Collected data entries
○ ○ ○

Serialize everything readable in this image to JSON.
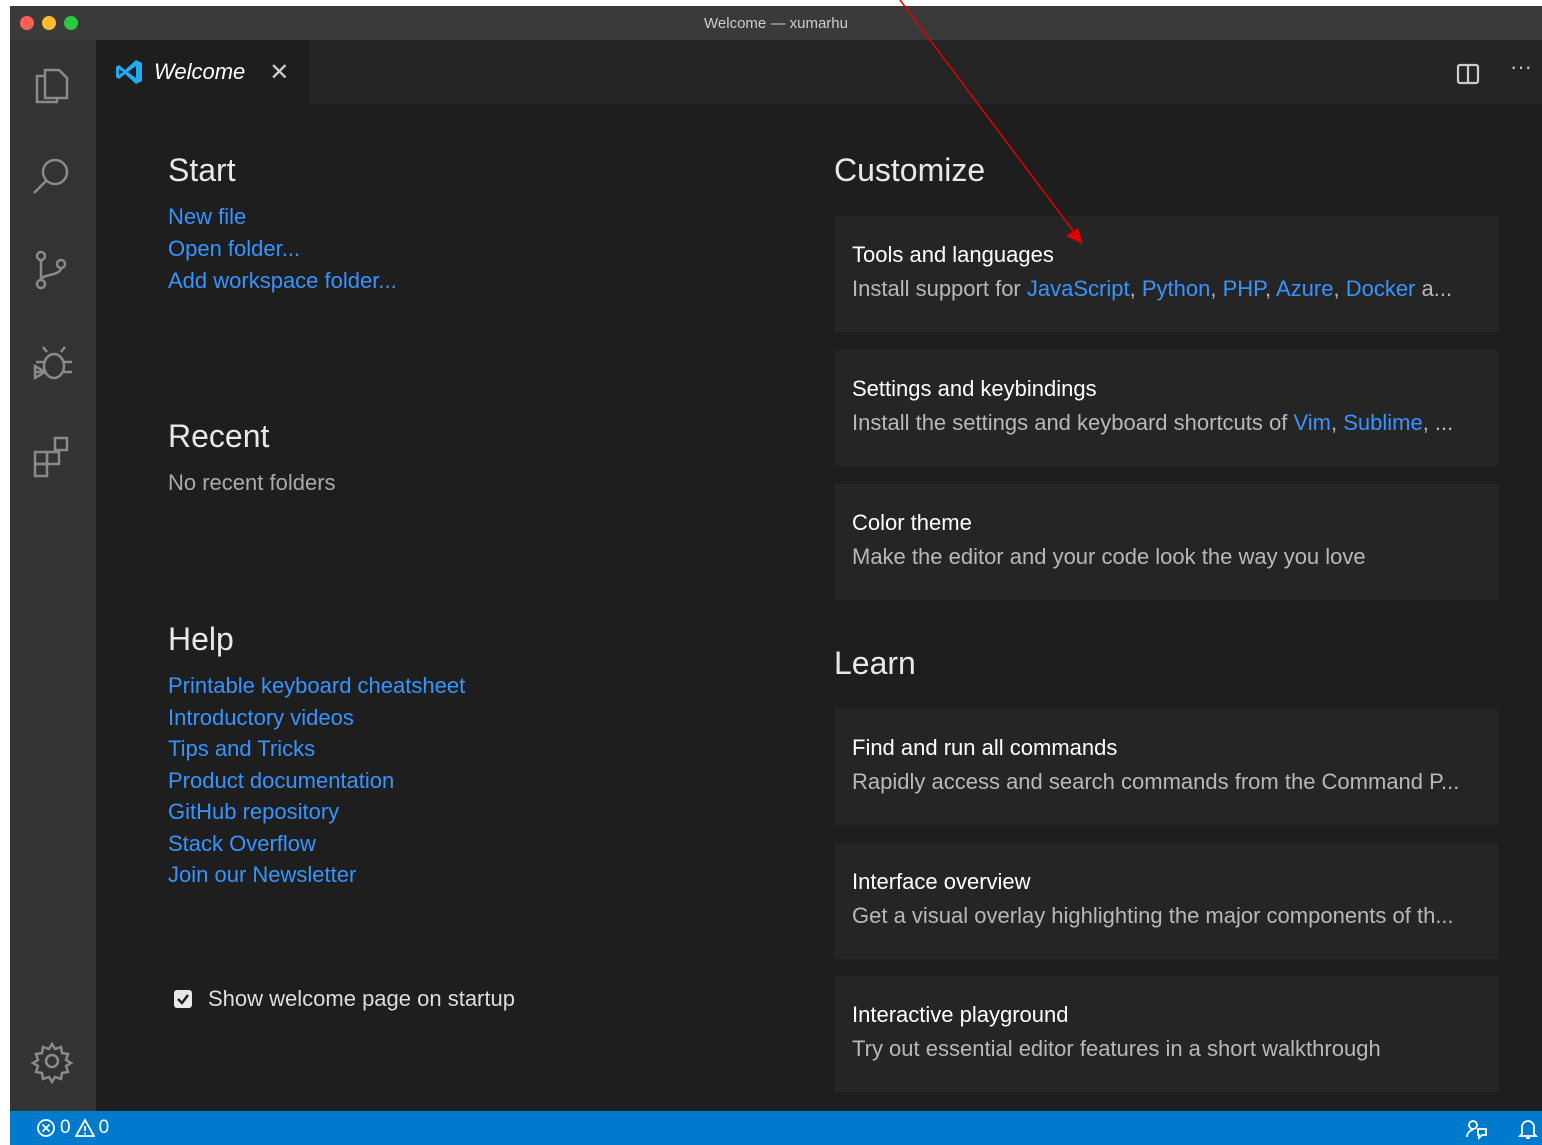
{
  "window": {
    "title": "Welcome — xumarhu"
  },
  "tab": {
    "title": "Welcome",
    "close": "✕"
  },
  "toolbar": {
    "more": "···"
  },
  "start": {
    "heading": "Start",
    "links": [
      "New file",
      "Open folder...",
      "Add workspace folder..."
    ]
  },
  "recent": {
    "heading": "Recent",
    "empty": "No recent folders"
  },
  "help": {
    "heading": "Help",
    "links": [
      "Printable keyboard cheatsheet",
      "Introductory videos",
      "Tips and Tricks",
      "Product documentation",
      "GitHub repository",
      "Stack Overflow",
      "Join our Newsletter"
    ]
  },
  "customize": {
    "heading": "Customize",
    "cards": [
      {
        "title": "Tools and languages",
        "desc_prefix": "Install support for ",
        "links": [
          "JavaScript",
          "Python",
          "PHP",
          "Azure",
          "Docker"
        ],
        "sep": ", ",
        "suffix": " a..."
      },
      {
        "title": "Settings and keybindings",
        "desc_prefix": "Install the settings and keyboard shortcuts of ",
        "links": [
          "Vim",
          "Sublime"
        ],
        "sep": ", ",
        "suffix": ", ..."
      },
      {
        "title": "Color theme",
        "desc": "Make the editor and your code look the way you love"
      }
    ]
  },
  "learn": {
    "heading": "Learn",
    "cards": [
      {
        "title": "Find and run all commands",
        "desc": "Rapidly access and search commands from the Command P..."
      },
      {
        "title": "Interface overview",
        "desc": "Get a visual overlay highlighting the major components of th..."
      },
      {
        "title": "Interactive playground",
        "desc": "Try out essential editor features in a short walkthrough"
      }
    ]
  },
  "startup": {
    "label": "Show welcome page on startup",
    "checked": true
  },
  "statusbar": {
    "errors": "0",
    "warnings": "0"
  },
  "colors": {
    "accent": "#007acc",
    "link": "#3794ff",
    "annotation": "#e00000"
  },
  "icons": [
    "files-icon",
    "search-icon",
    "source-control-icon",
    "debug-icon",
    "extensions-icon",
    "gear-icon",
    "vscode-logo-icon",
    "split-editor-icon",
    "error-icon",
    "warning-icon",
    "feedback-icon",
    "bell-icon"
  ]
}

○ ○ ○

## Exercise instructions
Collect from the data above every line that includes "commands".

## Answer to this task
        "title": "Find and run all commands",
        "desc": "Rapidly access and search commands from the Command P..."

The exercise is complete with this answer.